**Supplied material**
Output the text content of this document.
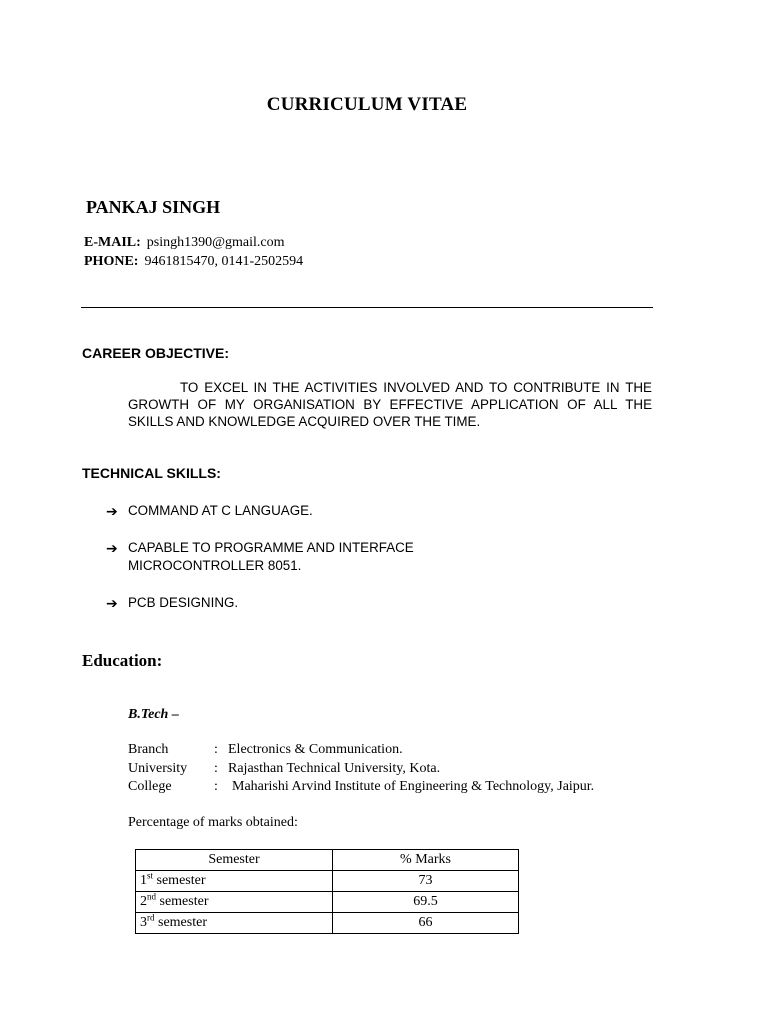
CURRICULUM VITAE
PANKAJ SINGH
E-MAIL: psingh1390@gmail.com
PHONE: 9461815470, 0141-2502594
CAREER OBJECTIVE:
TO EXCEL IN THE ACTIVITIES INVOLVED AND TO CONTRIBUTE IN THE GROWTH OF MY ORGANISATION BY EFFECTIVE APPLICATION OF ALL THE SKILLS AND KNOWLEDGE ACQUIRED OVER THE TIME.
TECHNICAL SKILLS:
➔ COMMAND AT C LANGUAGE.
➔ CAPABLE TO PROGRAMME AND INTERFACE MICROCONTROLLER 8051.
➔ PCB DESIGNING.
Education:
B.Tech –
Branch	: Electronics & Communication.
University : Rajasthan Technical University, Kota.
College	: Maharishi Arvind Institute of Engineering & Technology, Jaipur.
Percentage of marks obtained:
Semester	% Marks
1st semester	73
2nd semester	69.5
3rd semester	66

* * *

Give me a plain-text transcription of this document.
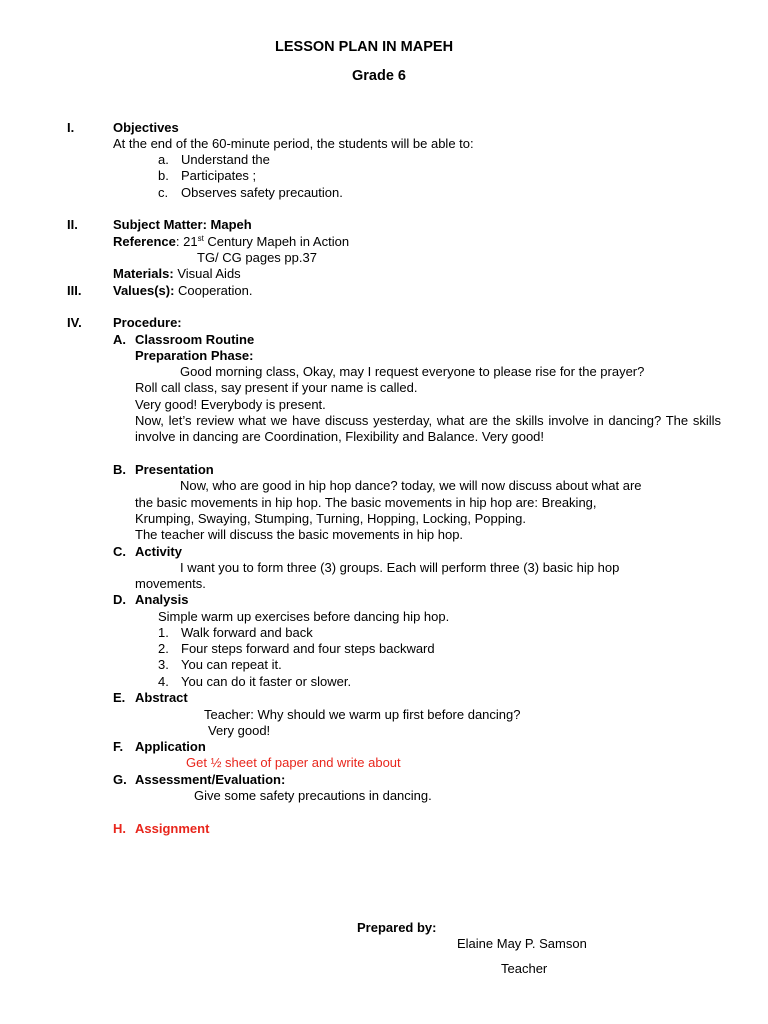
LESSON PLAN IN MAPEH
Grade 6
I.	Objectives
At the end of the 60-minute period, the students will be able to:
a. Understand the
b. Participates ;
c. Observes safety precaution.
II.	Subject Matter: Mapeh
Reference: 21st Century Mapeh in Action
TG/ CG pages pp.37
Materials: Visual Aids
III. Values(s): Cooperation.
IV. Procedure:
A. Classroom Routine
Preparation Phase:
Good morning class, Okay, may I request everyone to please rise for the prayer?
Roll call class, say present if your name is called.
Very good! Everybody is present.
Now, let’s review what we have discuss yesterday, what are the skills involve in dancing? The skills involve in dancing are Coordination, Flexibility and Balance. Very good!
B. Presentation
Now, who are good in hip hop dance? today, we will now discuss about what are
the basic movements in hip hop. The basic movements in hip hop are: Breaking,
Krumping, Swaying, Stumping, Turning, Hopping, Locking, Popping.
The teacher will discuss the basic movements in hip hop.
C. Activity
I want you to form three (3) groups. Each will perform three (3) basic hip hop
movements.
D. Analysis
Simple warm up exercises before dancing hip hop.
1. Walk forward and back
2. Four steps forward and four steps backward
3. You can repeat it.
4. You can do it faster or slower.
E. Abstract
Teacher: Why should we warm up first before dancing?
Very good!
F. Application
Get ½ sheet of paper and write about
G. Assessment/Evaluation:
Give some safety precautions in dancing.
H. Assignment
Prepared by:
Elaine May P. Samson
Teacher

**What is expected**
Select the lines that carry the string "text" and copy them.

**Exercise response**
Output the text content of this document.
Give me a plain-text transcription of this document.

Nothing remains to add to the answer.